Records from a data collection
= = = =

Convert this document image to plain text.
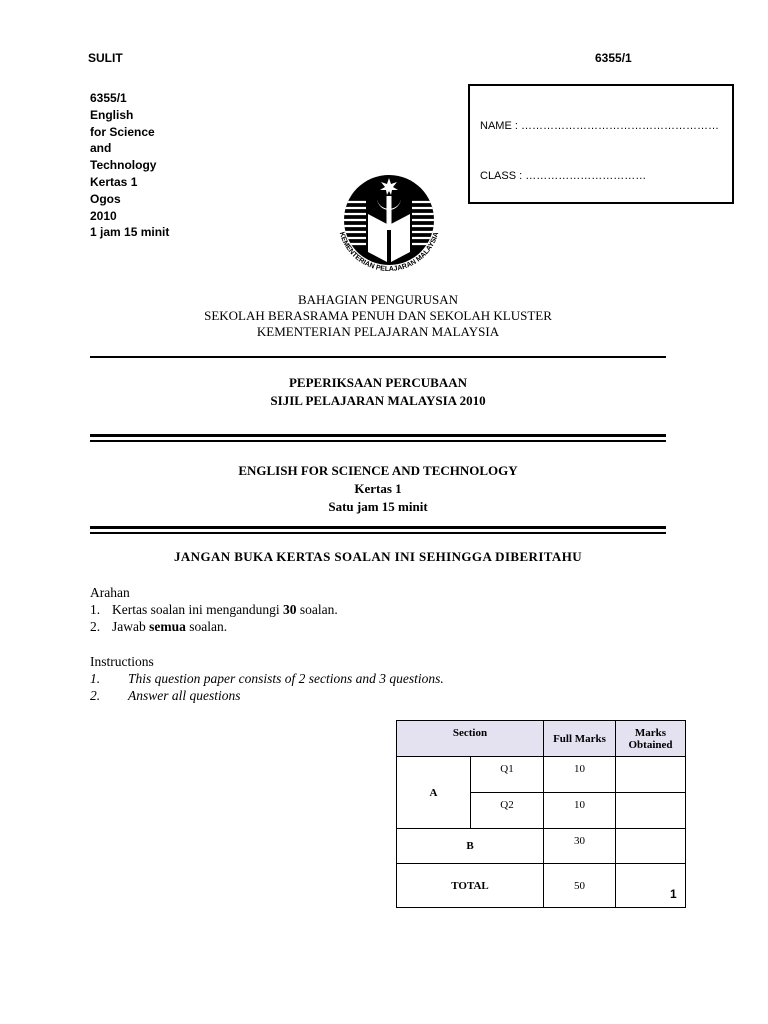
SULIT	6355/1
6355/1
English
for Science
and
Technology
Kertas 1
Ogos
2010
1 jam 15 minit
NAME : ………………………………………………
CLASS : ……………………………
KEMENTERIAN PELAJARAN MALAYSIA
BAHAGIAN PENGURUSAN
SEKOLAH BERASRAMA PENUH DAN SEKOLAH KLUSTER
KEMENTERIAN PELAJARAN MALAYSIA
PEPERIKSAAN PERCUBAAN
SIJIL PELAJARAN MALAYSIA 2010
ENGLISH FOR SCIENCE AND TECHNOLOGY
Kertas 1
Satu jam 15 minit
JANGAN BUKA KERTAS SOALAN INI SEHINGGA DIBERITAHU
Arahan
1. Kertas soalan ini mengandungi 30 soalan.
2. Jawab semua soalan.
Instructions
1. This question paper consists of 2 sections and 3 questions.
2. Answer all questions
Section		Full Marks	Marks Obtained
A	Q1	10	
	Q2	10	
B		30	
TOTAL		50	
1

= = = =

• [REQUIREMENTS] Every line of the data should be copied as it stands, without the images.

• [EXERCISE RESPONSE]
Convert this document image to plain text.
SULIT	6355/1
6355/1
English
for Science
and
Technology
Kertas 1
Ogos
2010
1 jam 15 minit
NAME : ………………………………………………
CLASS : ……………………………
KEMENTERIAN PELAJARAN MALAYSIA
BAHAGIAN PENGURUSAN
SEKOLAH BERASRAMA PENUH DAN SEKOLAH KLUSTER
KEMENTERIAN PELAJARAN MALAYSIA
PEPERIKSAAN PERCUBAAN
SIJIL PELAJARAN MALAYSIA 2010
ENGLISH FOR SCIENCE AND TECHNOLOGY
Kertas 1
Satu jam 15 minit
JANGAN BUKA KERTAS SOALAN INI SEHINGGA DIBERITAHU
Arahan
1. Kertas soalan ini mengandungi 30 soalan.
2. Jawab semua soalan.
Instructions
1. This question paper consists of 2 sections and 3 questions.
2. Answer all questions
Section		Full Marks	Marks Obtained
A	Q1	10	
	Q2	10	
B		30	
TOTAL		50	
1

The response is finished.